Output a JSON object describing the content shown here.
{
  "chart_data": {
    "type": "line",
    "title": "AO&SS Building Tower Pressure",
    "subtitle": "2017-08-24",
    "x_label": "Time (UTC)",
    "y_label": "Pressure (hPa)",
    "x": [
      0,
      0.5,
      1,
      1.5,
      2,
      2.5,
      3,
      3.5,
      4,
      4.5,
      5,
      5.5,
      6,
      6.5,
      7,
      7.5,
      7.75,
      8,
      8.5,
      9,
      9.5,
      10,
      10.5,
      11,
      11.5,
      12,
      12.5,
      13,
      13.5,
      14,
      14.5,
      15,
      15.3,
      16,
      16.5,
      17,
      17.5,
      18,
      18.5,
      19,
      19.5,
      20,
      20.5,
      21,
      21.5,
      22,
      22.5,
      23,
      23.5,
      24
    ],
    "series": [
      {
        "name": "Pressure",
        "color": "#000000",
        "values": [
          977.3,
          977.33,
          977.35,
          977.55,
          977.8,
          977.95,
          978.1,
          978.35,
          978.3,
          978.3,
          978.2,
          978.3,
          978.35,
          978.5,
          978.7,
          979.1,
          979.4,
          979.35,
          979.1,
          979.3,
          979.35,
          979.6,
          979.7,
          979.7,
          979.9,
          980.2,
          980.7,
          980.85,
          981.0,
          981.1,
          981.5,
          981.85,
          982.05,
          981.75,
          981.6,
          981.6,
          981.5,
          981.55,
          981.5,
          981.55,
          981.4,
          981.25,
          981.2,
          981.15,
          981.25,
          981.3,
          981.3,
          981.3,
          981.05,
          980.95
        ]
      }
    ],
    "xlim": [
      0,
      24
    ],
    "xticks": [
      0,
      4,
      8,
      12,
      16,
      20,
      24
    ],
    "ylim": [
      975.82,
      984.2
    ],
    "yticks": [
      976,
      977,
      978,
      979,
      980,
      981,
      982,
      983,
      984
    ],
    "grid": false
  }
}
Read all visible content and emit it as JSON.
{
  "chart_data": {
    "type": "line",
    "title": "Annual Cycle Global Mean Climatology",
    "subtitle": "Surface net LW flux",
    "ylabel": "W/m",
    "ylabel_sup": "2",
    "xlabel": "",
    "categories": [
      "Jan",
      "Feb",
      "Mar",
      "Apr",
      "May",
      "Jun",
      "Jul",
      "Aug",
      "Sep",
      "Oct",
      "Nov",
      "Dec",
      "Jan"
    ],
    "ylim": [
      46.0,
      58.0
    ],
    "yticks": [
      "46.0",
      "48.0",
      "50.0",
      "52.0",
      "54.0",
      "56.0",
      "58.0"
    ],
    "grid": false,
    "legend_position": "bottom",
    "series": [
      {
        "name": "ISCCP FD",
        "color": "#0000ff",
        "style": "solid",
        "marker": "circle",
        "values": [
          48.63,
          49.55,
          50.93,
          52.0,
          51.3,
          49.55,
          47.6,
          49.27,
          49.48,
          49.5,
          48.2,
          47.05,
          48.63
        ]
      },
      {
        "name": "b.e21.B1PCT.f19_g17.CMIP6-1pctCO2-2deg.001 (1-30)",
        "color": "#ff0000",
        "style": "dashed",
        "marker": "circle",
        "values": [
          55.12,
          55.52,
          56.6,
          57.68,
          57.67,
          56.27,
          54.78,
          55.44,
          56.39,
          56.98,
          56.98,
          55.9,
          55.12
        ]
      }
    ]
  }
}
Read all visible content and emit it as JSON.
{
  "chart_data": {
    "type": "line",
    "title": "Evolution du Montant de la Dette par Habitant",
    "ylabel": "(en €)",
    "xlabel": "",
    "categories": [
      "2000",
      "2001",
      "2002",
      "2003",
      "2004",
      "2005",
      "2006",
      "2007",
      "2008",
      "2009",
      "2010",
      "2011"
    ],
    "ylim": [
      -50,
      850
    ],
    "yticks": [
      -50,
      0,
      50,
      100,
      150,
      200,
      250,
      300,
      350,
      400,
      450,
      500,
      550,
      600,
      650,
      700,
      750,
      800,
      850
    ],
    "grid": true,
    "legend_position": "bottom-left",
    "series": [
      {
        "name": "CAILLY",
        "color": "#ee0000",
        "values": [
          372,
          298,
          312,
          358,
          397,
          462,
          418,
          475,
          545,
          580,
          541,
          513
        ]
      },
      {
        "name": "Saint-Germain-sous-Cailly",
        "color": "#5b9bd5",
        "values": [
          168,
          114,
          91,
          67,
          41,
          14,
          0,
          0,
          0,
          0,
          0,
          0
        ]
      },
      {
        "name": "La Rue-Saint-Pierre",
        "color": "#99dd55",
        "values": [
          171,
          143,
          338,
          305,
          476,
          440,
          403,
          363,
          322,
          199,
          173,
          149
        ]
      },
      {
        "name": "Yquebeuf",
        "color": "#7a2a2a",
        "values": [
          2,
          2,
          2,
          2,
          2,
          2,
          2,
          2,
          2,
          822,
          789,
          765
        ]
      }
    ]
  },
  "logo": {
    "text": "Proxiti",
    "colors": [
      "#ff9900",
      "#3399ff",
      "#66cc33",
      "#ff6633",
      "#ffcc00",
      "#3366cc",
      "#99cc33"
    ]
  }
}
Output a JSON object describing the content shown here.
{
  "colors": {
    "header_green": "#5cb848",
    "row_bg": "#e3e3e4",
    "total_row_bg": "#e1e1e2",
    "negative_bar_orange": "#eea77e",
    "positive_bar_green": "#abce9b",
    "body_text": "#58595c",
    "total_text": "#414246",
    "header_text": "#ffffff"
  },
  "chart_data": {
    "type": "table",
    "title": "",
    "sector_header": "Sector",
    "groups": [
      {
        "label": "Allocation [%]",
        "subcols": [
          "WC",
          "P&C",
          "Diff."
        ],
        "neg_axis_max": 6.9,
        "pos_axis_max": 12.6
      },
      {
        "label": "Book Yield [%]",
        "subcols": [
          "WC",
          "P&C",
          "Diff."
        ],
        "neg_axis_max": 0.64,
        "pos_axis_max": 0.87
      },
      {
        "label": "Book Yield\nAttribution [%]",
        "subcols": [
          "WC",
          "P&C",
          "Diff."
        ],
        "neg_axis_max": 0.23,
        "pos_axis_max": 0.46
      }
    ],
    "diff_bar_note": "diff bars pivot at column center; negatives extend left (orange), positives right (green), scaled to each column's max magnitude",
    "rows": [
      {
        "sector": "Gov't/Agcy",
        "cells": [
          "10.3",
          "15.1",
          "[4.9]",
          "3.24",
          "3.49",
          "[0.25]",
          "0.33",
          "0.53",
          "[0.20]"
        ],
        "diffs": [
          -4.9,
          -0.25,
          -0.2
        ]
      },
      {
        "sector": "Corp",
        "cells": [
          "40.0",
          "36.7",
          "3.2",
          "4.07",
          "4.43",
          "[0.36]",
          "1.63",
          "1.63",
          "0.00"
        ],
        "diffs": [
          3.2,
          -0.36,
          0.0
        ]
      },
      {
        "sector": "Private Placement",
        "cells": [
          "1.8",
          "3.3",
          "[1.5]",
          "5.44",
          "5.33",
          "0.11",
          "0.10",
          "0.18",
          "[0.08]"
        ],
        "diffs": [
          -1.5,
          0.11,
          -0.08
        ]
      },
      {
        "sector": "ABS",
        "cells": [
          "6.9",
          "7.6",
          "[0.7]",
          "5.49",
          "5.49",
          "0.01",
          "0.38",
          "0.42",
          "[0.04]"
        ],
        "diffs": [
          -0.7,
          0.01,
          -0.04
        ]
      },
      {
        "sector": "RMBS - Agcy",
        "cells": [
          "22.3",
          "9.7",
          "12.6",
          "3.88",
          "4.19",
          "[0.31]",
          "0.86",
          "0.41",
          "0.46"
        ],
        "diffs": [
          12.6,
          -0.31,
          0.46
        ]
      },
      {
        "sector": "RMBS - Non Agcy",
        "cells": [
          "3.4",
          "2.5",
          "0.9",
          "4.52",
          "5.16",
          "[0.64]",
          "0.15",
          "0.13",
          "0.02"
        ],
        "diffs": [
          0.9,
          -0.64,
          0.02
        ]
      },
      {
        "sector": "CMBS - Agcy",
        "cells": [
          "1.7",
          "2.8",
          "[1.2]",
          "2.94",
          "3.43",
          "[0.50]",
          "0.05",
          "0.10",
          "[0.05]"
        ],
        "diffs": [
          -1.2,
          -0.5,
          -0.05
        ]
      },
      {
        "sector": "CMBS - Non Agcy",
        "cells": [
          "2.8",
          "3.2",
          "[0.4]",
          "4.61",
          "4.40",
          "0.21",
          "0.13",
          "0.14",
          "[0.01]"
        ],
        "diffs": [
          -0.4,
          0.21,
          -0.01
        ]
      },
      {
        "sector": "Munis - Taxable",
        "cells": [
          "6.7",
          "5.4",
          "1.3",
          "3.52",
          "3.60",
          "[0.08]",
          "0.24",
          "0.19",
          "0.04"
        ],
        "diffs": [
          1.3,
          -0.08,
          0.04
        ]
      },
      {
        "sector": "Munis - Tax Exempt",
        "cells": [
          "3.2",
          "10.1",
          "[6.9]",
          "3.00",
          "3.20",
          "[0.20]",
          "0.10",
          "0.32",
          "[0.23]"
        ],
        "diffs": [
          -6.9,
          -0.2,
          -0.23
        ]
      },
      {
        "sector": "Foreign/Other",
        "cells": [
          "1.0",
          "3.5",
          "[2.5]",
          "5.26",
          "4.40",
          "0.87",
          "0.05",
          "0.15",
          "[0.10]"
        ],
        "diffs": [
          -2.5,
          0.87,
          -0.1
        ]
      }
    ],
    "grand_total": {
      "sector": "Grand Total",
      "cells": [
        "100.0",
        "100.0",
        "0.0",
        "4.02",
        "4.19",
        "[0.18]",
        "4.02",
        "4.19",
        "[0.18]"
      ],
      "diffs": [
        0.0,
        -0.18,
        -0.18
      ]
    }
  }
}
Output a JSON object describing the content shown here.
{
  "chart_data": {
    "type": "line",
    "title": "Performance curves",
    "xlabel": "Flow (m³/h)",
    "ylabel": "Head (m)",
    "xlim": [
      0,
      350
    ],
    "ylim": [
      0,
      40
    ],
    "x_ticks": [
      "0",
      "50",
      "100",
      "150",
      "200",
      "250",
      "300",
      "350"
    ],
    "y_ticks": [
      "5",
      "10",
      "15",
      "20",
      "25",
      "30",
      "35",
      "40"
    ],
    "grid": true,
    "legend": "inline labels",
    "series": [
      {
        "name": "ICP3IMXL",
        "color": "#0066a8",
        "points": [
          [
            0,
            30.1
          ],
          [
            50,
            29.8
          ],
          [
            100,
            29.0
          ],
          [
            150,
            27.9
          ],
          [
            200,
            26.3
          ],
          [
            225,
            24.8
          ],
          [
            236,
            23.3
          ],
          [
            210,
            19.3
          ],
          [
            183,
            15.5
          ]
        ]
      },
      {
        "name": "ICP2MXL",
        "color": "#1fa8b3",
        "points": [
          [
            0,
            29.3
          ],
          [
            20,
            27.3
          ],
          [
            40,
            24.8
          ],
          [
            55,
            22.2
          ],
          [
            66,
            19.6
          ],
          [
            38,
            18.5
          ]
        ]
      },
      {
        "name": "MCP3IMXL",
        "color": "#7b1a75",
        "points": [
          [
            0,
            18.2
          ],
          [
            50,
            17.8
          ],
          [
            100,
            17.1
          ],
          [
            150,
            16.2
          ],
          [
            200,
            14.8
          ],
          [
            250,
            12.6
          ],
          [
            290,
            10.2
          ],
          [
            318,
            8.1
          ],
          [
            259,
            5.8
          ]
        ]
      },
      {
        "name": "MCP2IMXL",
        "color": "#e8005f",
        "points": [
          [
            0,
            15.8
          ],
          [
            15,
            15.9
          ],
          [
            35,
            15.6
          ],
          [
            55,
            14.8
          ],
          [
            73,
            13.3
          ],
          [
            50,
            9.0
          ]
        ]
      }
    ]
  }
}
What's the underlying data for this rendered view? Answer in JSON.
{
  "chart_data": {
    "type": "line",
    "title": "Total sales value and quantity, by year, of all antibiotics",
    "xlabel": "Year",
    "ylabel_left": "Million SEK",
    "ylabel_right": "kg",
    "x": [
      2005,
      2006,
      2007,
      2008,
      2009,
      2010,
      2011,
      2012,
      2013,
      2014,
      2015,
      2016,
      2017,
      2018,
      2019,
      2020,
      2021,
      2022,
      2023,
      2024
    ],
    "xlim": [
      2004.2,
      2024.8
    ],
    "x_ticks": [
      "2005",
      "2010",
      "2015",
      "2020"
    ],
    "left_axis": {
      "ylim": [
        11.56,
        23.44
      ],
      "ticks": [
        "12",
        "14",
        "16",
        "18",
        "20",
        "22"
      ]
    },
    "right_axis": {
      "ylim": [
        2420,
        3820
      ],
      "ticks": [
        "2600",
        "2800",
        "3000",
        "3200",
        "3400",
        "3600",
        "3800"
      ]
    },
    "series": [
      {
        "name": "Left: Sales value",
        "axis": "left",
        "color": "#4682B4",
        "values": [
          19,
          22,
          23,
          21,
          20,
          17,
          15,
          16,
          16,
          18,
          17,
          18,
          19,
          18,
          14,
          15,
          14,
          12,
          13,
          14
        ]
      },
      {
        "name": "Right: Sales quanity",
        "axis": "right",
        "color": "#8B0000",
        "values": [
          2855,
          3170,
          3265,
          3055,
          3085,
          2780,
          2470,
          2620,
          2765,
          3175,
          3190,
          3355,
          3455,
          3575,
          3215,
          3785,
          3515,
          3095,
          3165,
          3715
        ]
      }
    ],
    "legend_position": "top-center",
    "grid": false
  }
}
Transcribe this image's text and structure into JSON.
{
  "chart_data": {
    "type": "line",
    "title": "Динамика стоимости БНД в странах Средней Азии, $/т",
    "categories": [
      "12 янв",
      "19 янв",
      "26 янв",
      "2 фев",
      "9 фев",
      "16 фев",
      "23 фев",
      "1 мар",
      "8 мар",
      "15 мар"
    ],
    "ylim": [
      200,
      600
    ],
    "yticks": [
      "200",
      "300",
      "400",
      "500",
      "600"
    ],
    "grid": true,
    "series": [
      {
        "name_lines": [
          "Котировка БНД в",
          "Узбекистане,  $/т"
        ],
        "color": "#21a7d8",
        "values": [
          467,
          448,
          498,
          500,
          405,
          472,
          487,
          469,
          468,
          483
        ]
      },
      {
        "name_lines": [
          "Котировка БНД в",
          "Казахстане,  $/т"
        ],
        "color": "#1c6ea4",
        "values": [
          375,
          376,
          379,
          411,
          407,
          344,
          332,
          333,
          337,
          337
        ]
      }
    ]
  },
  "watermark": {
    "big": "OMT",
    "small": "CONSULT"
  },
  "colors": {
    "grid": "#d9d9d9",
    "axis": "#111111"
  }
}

### Given problem
All lines from the line containing "Transcribe this image's" through the end of the listing above are to be duplicated exactly; include both ends and nothing further.

### The solution
Transcribe this image's text and structure into JSON.
{
  "chart_data": {
    "type": "line",
    "title": "Динамика стоимости БНД в странах Средней Азии, $/т",
    "categories": [
      "12 янв",
      "19 янв",
      "26 янв",
      "2 фев",
      "9 фев",
      "16 фев",
      "23 фев",
      "1 мар",
      "8 мар",
      "15 мар"
    ],
    "ylim": [
      200,
      600
    ],
    "yticks": [
      "200",
      "300",
      "400",
      "500",
      "600"
    ],
    "grid": true,
    "series": [
      {
        "name_lines": [
          "Котировка БНД в",
          "Узбекистане,  $/т"
        ],
        "color": "#21a7d8",
        "values": [
          467,
          448,
          498,
          500,
          405,
          472,
          487,
          469,
          468,
          483
        ]
      },
      {
        "name_lines": [
          "Котировка БНД в",
          "Казахстане,  $/т"
        ],
        "color": "#1c6ea4",
        "values": [
          375,
          376,
          379,
          411,
          407,
          344,
          332,
          333,
          337,
          337
        ]
      }
    ]
  },
  "watermark": {
    "big": "OMT",
    "small": "CONSULT"
  },
  "colors": {
    "grid": "#d9d9d9",
    "axis": "#111111"
  }
}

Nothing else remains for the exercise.